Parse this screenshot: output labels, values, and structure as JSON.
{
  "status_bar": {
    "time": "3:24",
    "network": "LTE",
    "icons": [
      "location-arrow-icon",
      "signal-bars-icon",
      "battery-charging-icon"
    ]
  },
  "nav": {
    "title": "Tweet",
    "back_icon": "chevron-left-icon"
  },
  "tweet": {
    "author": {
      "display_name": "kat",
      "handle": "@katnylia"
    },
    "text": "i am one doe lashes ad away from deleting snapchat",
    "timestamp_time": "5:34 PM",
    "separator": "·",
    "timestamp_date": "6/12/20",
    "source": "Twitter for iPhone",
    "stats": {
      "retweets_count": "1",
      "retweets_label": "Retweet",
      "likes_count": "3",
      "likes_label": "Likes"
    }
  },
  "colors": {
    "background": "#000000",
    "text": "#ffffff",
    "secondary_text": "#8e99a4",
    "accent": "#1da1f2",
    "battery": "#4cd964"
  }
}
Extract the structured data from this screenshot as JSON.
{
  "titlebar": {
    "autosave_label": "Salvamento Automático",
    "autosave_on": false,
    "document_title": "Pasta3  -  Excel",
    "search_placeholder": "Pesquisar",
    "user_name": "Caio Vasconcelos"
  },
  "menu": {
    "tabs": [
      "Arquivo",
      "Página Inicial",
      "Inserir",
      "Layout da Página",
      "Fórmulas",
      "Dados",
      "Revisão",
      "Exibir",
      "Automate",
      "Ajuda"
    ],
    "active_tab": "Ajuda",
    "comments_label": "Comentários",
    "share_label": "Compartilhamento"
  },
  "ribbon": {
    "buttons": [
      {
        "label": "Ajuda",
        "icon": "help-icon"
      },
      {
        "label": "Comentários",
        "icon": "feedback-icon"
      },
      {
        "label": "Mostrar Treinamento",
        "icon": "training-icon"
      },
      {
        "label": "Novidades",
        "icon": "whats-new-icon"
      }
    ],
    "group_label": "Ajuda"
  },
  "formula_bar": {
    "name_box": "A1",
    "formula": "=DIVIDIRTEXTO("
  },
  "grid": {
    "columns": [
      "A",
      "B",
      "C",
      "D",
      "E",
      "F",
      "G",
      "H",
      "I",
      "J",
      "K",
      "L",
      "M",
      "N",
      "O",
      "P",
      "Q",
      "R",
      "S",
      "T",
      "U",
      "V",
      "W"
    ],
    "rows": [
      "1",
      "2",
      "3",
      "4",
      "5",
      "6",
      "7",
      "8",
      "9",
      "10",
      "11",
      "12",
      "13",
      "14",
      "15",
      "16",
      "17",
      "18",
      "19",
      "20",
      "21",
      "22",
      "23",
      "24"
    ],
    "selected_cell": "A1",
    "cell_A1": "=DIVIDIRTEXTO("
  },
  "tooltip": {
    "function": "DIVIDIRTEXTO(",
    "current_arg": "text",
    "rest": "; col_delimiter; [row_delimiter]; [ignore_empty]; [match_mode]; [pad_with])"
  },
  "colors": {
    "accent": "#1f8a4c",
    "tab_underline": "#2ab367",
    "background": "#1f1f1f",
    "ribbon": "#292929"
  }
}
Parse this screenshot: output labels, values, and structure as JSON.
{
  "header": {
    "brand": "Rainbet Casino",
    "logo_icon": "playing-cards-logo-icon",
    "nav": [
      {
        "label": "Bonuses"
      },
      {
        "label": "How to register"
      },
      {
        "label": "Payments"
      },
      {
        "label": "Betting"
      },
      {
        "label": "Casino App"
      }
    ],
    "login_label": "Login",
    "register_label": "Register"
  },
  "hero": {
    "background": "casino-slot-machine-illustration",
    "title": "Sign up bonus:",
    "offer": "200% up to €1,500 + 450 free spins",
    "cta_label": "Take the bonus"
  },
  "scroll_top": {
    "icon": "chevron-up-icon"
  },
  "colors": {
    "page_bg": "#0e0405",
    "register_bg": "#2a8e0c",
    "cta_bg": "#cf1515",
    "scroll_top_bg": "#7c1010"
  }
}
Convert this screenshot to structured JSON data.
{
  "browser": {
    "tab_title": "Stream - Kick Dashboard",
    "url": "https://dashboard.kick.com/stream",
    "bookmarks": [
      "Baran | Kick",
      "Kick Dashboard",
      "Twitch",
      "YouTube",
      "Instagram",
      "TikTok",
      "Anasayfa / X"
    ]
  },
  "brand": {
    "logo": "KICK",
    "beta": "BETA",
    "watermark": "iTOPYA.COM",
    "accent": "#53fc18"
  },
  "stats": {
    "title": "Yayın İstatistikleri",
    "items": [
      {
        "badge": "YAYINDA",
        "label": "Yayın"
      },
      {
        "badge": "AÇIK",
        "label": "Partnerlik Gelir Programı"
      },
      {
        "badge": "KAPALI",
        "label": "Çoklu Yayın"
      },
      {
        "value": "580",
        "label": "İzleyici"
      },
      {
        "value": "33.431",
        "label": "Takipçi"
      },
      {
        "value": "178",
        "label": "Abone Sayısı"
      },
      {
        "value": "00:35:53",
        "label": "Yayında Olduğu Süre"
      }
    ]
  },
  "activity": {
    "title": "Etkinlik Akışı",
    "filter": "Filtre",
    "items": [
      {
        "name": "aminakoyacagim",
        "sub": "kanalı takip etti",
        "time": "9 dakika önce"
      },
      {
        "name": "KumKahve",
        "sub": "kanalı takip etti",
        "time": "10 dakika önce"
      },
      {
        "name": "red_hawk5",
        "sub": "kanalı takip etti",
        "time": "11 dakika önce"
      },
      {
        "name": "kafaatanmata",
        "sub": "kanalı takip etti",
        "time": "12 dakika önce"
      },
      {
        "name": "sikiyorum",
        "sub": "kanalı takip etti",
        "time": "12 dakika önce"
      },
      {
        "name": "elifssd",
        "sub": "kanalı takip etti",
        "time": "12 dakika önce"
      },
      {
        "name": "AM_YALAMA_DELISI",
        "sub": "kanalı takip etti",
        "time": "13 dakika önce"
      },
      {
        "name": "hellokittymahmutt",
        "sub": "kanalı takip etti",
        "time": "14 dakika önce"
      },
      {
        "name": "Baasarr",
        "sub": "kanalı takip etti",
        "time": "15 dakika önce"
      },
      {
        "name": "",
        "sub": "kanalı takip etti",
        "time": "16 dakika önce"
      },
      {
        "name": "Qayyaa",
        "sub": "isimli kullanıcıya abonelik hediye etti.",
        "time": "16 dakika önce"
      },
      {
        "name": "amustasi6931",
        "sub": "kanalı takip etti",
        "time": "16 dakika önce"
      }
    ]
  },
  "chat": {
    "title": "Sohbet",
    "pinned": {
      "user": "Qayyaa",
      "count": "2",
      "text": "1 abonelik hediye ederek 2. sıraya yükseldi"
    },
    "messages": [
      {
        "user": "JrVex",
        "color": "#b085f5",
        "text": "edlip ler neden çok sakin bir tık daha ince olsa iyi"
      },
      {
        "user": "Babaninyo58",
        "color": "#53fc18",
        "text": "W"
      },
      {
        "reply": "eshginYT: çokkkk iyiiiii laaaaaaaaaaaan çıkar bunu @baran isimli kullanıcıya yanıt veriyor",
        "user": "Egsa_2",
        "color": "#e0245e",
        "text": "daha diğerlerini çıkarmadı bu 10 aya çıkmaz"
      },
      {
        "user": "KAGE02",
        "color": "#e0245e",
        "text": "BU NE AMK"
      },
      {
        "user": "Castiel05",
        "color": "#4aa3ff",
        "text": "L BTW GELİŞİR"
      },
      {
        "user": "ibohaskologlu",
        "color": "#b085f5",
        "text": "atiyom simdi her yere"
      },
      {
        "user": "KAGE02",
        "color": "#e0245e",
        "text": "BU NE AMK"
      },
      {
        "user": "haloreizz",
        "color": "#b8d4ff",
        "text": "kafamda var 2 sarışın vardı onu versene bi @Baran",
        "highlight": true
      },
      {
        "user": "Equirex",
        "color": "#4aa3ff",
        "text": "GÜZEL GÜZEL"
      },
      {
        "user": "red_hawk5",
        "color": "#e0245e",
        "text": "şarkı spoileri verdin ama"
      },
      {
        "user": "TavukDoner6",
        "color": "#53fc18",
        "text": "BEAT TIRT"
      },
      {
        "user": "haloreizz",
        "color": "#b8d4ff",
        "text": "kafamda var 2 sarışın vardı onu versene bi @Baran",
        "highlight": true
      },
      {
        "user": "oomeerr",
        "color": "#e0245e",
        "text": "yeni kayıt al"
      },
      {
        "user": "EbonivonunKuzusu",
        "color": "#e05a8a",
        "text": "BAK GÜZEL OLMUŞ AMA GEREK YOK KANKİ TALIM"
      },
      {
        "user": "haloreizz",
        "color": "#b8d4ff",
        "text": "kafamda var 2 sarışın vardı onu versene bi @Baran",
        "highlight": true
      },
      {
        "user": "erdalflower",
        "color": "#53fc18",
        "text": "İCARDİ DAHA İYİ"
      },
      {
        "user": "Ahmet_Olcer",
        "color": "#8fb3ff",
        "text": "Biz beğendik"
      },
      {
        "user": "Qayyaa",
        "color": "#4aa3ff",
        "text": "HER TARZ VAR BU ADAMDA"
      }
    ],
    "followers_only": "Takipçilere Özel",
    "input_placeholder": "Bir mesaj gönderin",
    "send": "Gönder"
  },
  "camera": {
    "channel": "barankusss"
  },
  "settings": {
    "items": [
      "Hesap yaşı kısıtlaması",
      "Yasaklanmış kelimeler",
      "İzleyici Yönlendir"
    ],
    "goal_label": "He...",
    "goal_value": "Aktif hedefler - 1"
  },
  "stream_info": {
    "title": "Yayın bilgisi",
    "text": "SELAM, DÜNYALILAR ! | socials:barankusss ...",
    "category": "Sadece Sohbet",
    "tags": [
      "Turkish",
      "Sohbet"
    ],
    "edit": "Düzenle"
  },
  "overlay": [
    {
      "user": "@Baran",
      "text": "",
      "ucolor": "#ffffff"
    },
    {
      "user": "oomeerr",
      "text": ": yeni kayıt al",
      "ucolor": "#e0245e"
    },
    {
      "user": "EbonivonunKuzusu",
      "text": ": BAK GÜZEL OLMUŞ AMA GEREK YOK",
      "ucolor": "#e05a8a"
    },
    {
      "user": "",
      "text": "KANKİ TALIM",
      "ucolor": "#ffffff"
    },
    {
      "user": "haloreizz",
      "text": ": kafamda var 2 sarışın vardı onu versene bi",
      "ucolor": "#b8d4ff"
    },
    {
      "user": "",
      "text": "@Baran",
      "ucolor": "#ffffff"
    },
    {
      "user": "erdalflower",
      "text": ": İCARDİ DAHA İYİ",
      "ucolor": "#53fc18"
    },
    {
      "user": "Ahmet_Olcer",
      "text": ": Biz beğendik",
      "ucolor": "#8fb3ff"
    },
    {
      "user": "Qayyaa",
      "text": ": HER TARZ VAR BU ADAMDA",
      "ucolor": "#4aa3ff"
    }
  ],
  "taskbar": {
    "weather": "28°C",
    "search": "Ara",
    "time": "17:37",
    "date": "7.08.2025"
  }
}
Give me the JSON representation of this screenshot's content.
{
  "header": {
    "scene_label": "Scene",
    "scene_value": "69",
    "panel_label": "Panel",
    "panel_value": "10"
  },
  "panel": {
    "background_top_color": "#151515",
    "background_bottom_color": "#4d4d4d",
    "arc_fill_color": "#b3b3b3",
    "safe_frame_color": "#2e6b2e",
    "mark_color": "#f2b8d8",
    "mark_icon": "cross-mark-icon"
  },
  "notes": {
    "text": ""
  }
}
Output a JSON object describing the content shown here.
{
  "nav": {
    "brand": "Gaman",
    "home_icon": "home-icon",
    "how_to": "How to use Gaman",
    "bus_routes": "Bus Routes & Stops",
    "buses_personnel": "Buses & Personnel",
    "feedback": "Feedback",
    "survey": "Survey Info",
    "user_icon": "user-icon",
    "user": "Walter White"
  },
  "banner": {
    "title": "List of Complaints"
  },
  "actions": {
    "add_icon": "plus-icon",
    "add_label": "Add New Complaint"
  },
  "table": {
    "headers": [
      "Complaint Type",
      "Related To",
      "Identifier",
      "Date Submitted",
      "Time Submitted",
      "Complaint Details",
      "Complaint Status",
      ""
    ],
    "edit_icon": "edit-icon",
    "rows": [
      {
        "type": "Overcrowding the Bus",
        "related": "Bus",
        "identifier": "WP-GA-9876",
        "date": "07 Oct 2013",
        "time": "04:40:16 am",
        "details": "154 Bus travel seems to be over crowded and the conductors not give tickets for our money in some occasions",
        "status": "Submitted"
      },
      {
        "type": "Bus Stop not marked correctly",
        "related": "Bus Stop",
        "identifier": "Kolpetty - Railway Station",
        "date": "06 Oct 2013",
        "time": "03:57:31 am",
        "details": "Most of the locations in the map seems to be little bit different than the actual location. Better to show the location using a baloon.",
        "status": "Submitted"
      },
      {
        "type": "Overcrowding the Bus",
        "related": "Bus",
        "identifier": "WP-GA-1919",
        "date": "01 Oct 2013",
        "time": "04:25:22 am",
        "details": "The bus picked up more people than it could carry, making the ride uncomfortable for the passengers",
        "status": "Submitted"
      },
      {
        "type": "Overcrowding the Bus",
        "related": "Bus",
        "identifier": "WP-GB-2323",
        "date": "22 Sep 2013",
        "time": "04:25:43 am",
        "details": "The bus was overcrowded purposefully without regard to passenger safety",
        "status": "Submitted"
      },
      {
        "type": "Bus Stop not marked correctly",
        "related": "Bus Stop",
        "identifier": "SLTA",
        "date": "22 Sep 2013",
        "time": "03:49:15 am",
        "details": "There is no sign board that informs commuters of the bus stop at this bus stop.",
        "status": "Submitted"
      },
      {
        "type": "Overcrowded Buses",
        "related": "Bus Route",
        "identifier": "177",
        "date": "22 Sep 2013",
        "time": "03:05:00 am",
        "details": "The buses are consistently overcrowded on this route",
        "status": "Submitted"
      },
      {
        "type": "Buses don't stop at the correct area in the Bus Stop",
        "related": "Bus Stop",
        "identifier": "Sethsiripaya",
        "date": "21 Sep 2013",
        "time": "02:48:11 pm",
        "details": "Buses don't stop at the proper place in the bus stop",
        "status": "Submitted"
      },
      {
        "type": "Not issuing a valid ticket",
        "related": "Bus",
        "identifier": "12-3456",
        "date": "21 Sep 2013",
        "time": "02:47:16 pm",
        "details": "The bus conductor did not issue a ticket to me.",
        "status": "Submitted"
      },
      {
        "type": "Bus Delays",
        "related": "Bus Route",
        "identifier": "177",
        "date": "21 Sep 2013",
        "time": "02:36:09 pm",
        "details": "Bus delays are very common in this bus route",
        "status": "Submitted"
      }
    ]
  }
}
* * *
Where a line in the material above holds "from", copy that line.

    "text": "i am one doe lashes ad away from deleting snapchat",
Extract the structured data from this screenshot as JSON.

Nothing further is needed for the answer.